--- Short task ---
Output, please, every line from the line that holds "Convert this screenshot" to the end, exactly as written.

--- Entries ---
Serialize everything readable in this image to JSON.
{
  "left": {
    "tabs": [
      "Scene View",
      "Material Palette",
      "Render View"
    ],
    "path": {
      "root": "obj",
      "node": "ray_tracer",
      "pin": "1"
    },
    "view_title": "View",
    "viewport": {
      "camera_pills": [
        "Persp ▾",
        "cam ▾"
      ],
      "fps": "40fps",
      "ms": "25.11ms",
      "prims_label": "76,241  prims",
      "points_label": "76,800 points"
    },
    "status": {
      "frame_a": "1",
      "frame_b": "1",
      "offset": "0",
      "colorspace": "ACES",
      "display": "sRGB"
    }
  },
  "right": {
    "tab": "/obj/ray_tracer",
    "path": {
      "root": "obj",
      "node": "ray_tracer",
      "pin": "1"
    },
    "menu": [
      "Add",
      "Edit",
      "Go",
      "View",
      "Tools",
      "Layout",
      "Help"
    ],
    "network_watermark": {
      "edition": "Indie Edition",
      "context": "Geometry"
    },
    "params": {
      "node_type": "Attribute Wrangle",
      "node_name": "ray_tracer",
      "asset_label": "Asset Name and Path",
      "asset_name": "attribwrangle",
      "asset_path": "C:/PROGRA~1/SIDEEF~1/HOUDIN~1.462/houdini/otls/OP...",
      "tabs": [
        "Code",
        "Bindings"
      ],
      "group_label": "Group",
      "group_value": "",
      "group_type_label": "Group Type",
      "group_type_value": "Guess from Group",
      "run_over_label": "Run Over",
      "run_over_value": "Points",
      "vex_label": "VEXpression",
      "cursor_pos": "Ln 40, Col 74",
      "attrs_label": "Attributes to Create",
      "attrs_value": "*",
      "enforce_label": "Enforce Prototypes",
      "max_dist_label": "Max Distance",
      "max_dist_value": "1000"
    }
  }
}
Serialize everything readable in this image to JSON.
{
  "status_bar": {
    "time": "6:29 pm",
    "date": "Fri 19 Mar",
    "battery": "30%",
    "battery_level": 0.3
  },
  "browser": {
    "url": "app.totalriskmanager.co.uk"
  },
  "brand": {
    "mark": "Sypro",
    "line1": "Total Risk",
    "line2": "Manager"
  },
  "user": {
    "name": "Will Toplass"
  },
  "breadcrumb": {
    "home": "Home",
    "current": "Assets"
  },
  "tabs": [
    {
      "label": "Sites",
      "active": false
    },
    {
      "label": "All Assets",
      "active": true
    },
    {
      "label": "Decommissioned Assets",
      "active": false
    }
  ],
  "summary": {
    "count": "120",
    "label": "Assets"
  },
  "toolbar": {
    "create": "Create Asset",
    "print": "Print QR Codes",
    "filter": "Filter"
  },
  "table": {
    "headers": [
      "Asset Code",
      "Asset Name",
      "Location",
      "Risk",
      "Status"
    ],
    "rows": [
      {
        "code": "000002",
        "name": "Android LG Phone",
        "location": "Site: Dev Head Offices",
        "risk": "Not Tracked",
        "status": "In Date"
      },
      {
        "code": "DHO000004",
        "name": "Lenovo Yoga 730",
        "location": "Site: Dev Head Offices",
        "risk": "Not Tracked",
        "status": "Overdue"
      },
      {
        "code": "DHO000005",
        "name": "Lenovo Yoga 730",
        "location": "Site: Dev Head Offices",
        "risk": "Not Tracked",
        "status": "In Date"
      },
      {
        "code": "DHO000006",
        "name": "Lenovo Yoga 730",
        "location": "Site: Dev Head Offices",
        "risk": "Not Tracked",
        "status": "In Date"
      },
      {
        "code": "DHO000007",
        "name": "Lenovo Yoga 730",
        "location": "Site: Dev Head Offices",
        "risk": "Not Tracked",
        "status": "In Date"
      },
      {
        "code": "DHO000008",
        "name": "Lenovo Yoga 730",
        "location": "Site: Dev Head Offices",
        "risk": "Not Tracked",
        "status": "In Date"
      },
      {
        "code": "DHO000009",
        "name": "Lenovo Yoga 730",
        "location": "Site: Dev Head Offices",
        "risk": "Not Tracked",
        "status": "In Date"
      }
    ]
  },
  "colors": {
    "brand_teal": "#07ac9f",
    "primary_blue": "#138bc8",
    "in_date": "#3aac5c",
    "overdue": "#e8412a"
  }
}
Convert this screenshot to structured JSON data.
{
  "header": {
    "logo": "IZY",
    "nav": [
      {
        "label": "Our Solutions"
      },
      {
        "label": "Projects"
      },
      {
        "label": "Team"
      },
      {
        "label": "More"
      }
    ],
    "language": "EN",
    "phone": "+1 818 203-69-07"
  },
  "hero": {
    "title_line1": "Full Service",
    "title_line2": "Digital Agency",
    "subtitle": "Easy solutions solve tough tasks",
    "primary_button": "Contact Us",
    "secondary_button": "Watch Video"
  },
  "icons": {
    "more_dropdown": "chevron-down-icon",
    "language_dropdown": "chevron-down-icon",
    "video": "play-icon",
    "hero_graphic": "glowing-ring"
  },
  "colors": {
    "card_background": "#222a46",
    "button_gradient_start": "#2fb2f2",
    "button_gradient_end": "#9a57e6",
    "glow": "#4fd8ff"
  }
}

--- Answer in full ---
Convert this screenshot to structured JSON data.
{
  "header": {
    "logo": "IZY",
    "nav": [
      {
        "label": "Our Solutions"
      },
      {
        "label": "Projects"
      },
      {
        "label": "Team"
      },
      {
        "label": "More"
      }
    ],
    "language": "EN",
    "phone": "+1 818 203-69-07"
  },
  "hero": {
    "title_line1": "Full Service",
    "title_line2": "Digital Agency",
    "subtitle": "Easy solutions solve tough tasks",
    "primary_button": "Contact Us",
    "secondary_button": "Watch Video"
  },
  "icons": {
    "more_dropdown": "chevron-down-icon",
    "language_dropdown": "chevron-down-icon",
    "video": "play-icon",
    "hero_graphic": "glowing-ring"
  },
  "colors": {
    "card_background": "#222a46",
    "button_gradient_start": "#2fb2f2",
    "button_gradient_end": "#9a57e6",
    "glow": "#4fd8ff"
  }
}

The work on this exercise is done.